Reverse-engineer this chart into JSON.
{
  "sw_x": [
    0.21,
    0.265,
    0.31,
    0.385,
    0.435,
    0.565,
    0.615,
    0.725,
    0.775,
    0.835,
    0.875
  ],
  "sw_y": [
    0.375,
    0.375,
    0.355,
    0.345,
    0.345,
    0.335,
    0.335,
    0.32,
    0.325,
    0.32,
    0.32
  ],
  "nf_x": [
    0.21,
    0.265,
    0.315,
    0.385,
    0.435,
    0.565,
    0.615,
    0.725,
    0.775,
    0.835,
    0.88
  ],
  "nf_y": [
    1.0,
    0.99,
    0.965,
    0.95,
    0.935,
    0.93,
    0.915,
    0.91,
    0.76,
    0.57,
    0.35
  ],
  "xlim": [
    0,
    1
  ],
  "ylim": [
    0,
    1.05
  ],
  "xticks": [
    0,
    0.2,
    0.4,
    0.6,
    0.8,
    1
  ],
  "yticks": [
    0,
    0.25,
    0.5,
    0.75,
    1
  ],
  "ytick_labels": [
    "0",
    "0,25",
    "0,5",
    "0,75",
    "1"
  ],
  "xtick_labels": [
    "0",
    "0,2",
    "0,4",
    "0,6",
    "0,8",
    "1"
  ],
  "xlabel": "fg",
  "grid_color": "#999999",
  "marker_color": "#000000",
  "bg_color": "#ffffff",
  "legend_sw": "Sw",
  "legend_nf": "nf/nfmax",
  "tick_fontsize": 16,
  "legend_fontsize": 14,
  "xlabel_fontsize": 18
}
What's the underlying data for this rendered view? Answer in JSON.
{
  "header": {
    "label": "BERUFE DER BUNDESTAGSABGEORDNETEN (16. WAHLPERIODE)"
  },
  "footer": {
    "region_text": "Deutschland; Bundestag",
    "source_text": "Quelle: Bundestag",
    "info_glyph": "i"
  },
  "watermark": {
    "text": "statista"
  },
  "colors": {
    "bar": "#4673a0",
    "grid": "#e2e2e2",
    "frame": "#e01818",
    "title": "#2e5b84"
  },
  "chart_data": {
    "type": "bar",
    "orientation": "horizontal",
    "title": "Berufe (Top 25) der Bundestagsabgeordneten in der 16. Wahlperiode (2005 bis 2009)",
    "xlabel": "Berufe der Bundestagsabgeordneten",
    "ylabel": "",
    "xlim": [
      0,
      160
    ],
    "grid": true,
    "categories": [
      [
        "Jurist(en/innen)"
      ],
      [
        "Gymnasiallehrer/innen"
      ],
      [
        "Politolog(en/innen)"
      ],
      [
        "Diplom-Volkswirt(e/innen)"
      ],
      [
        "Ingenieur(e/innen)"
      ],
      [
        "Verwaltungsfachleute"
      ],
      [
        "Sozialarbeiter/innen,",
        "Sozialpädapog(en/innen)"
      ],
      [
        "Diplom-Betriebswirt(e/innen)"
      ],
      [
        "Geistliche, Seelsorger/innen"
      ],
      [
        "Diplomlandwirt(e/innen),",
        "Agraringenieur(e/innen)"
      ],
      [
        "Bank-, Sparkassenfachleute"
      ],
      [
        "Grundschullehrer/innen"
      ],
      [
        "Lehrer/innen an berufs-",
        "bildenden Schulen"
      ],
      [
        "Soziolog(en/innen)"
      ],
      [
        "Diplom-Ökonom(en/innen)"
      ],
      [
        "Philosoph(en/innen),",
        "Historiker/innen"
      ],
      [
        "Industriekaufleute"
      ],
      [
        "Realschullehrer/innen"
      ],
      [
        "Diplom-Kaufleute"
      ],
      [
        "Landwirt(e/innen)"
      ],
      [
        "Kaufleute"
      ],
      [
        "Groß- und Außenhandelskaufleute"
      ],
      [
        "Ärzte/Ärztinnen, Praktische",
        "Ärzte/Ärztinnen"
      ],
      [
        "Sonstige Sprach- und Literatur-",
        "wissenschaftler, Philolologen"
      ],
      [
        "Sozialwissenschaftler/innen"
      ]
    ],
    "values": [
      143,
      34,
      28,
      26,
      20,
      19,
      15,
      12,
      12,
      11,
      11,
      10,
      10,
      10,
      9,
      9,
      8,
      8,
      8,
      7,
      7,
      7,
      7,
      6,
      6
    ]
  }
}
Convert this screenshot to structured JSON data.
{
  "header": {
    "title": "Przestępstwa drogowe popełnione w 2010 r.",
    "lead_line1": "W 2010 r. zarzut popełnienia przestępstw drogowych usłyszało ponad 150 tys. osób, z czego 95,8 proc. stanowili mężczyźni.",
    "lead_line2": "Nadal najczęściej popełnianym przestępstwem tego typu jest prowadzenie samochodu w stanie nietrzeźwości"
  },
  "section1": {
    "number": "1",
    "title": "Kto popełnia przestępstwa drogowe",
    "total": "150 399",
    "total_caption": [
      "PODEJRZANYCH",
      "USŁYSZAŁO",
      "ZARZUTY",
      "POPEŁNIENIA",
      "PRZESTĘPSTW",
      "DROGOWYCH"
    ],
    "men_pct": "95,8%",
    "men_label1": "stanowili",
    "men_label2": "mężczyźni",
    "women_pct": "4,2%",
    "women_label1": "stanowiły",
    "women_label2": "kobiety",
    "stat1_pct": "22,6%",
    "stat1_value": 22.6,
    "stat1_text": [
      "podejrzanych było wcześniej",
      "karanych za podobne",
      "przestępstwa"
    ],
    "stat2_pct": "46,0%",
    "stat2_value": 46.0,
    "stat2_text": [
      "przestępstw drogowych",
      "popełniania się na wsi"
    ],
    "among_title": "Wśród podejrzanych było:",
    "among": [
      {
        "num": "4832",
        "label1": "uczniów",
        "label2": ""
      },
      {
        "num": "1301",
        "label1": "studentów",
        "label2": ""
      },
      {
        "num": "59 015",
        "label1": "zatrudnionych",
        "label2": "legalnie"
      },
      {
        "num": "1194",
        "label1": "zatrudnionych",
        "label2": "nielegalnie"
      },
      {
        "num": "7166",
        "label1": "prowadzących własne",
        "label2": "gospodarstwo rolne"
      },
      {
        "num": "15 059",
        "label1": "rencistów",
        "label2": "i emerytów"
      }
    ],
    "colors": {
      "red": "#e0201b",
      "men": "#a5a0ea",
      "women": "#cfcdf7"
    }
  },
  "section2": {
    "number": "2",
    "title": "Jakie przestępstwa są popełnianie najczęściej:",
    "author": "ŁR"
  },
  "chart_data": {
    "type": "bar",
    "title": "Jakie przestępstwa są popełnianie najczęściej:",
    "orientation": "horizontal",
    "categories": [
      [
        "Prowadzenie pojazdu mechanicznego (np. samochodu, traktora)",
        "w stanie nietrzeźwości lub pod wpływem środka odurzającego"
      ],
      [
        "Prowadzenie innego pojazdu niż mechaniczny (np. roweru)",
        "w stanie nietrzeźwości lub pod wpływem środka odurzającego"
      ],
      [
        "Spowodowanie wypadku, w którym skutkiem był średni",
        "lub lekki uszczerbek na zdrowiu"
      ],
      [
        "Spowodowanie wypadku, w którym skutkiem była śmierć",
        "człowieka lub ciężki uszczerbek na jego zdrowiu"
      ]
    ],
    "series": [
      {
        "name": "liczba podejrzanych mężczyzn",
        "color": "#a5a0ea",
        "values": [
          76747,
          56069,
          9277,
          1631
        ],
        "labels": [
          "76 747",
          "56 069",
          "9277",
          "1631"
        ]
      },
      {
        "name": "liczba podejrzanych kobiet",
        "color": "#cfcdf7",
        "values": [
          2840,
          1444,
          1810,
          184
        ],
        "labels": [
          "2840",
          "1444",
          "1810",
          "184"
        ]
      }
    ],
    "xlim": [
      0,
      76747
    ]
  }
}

========

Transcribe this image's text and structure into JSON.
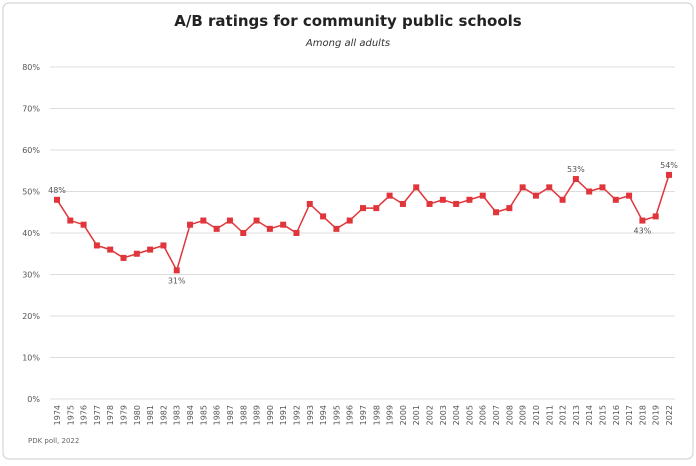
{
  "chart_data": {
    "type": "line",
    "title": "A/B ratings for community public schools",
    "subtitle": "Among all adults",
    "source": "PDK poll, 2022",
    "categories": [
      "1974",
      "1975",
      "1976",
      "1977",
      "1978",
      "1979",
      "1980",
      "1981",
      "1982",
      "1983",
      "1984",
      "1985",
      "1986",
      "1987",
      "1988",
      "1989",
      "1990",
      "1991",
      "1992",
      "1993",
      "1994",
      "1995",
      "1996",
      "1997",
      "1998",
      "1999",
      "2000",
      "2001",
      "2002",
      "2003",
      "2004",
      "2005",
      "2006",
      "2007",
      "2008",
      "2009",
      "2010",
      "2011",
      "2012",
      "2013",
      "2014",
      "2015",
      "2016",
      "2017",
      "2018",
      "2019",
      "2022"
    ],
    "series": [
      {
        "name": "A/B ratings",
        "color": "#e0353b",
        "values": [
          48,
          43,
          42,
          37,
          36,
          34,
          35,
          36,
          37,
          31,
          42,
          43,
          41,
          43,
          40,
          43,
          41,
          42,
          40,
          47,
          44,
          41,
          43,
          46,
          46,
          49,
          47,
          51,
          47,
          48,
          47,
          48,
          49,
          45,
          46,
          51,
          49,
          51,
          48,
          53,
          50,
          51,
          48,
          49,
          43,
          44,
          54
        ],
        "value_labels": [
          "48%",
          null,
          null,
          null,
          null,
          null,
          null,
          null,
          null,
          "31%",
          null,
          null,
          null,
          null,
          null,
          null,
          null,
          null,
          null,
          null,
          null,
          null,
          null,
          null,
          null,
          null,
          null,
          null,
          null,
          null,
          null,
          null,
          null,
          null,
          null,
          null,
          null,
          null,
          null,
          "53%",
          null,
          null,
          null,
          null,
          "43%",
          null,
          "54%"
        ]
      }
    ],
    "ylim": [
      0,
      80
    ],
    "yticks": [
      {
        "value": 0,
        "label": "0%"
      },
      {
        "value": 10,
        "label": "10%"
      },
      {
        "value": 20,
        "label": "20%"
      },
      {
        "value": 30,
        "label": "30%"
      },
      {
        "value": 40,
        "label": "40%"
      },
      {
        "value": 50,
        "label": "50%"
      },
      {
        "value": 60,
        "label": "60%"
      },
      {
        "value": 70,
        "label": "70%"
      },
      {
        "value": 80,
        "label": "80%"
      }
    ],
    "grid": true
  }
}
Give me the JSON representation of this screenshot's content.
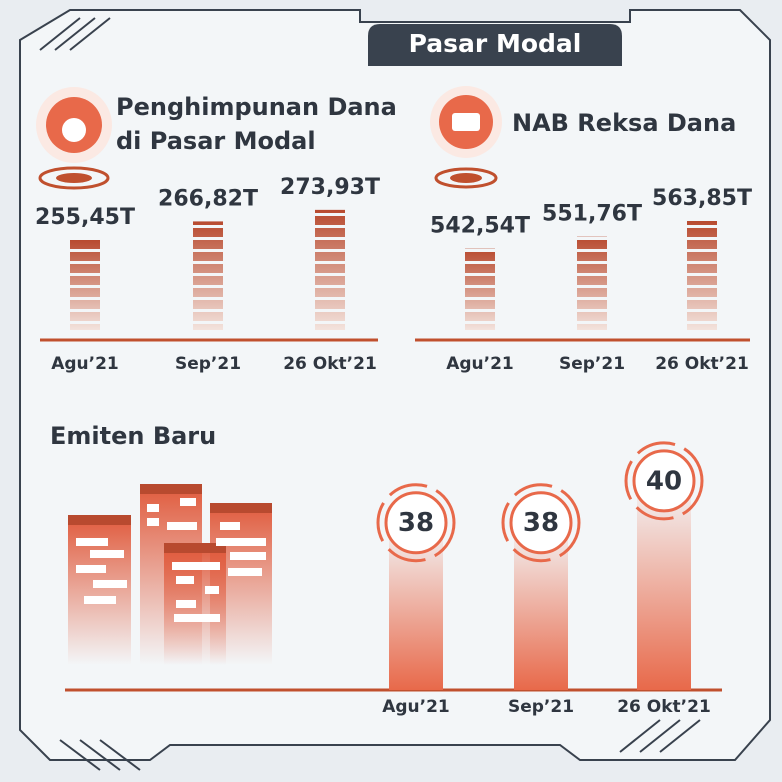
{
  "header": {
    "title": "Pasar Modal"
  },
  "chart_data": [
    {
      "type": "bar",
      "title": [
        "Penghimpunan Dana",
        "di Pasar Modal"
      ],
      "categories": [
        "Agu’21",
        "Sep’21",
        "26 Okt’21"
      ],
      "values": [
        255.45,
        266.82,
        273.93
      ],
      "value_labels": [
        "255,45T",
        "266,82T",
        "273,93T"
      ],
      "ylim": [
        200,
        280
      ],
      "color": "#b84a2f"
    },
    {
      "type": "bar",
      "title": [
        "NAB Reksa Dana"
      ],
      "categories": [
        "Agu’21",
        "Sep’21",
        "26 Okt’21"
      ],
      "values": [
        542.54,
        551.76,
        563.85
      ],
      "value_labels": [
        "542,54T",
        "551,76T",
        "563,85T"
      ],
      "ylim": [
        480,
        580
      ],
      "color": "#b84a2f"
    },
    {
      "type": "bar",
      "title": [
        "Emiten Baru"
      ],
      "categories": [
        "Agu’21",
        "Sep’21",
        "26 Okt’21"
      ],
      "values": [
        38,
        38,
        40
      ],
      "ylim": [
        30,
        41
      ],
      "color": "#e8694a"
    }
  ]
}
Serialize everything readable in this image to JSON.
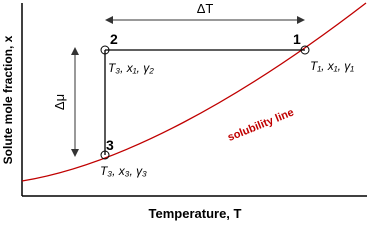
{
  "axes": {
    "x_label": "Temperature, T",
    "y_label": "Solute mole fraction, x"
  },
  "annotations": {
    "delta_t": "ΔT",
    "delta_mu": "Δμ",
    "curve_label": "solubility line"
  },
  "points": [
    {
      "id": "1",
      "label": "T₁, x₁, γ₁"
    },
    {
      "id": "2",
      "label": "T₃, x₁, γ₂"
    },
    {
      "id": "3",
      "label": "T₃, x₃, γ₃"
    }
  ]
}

========

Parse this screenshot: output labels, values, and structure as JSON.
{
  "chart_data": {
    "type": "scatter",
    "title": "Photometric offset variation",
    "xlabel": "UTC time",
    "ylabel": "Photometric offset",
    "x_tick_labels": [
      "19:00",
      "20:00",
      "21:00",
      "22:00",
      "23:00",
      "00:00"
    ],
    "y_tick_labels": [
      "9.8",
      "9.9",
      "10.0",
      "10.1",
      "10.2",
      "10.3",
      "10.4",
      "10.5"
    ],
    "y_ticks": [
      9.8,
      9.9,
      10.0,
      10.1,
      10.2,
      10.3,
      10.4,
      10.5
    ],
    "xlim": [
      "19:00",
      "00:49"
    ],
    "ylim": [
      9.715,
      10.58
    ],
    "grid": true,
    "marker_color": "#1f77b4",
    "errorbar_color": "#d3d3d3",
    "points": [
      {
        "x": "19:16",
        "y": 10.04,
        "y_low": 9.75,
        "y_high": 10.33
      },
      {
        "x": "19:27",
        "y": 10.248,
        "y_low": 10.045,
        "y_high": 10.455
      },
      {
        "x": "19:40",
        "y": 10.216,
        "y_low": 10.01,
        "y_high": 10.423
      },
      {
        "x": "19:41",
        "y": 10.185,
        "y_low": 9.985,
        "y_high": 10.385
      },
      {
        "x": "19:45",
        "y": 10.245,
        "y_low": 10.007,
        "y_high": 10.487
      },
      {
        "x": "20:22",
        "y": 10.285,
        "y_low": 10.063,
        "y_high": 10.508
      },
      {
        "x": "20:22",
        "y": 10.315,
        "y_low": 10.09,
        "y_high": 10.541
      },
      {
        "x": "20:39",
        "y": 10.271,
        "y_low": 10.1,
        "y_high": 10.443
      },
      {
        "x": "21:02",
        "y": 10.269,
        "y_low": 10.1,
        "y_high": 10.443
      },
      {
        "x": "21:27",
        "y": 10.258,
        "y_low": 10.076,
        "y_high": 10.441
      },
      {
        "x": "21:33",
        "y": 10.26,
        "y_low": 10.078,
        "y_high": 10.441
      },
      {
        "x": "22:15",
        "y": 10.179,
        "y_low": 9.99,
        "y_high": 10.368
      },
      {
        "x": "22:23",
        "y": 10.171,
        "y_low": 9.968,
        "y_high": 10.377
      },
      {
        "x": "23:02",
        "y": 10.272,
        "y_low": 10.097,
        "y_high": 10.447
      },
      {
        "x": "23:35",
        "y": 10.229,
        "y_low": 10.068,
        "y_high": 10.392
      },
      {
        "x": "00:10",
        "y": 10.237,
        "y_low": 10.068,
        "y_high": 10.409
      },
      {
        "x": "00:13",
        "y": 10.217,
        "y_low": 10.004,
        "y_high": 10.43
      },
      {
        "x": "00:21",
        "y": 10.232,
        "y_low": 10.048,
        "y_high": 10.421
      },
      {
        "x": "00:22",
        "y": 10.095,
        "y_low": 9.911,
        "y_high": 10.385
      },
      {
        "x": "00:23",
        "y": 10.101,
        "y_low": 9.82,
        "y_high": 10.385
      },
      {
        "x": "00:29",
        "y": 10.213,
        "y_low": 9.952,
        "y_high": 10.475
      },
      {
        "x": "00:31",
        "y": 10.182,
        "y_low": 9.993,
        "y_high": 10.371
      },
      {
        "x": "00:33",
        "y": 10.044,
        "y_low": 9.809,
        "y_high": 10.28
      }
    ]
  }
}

========

## What to work on
Pull every line containing "JSON" out of the records.

## Exercise response
Reverse-engineer this chart into JSON.
What's the underlying data for this rendered view? Answer in JSON.
Convert this screenshot to structured JSON data.
Transcribe this image's text and structure into JSON.
Give me the JSON representation of this screenshot's content.
Serialize everything readable in this image to JSON.
Parse this screenshot: output labels, values, and structure as JSON.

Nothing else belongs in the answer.